**Goal**
Count the lines in the entries below that contain the string "weibi" and give only that number.
┄┄┄┄┄┄
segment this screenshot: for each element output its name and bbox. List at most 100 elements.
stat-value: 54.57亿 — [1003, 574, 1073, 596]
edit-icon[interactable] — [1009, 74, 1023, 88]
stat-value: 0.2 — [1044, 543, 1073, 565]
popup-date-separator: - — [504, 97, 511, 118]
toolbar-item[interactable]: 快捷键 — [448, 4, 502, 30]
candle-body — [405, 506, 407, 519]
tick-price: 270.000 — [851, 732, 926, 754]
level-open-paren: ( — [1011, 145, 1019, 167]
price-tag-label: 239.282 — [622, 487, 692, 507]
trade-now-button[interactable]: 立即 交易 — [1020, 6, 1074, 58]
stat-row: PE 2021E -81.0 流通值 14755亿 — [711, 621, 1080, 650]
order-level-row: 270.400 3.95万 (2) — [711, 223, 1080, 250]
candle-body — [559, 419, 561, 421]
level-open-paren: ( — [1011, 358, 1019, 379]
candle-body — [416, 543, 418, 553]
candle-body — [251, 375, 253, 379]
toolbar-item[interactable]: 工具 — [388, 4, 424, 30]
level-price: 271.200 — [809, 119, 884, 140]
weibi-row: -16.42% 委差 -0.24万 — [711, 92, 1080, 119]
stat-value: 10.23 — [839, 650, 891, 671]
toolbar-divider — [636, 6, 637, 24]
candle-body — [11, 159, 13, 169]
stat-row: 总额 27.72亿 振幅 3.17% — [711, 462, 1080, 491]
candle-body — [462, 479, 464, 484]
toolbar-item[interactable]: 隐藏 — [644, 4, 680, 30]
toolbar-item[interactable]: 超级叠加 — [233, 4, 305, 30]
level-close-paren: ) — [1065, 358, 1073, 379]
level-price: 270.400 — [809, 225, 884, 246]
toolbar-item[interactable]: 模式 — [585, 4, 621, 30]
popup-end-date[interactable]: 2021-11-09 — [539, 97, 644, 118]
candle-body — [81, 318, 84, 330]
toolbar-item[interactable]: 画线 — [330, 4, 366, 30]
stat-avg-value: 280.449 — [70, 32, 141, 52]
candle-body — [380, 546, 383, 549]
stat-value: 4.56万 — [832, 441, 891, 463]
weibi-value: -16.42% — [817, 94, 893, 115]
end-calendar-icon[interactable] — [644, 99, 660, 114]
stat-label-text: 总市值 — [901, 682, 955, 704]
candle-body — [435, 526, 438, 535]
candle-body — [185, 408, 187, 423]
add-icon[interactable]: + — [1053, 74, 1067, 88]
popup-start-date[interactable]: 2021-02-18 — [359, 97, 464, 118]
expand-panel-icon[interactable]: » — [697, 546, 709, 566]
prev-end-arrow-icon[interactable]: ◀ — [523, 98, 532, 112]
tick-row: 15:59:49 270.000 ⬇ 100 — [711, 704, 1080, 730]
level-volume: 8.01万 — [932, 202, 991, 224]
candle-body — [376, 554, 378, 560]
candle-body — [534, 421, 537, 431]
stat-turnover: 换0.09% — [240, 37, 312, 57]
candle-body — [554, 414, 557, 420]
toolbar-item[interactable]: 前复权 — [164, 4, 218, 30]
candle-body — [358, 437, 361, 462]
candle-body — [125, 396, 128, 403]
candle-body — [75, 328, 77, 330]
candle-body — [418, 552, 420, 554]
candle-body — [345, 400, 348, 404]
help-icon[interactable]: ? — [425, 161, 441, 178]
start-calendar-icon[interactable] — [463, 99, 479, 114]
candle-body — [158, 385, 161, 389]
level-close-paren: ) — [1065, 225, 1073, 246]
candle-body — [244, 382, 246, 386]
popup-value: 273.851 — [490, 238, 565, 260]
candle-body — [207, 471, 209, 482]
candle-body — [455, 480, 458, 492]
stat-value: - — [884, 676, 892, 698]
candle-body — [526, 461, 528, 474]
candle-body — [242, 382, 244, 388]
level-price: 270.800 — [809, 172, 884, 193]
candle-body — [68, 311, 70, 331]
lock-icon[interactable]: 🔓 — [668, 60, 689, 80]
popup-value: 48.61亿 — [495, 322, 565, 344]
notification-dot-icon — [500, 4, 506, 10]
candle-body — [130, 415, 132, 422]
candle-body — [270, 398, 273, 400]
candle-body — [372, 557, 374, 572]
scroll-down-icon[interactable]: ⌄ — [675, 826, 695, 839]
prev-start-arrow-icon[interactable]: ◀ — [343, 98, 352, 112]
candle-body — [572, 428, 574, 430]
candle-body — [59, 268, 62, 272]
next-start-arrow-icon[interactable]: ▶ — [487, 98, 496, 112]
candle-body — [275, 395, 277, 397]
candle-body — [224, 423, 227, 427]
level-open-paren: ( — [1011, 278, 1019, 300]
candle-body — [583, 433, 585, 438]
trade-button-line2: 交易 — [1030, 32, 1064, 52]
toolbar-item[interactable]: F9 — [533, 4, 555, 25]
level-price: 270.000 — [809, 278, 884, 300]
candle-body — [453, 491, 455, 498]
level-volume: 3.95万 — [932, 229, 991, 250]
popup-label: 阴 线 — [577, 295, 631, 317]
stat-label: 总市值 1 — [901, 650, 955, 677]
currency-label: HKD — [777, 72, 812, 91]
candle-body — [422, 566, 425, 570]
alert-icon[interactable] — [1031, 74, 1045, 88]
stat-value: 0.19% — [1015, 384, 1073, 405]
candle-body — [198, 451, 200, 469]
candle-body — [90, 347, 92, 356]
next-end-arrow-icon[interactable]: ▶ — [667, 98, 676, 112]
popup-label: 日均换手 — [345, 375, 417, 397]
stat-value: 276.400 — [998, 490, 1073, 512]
┄┄┄┄┄┄
**Result for this task**
2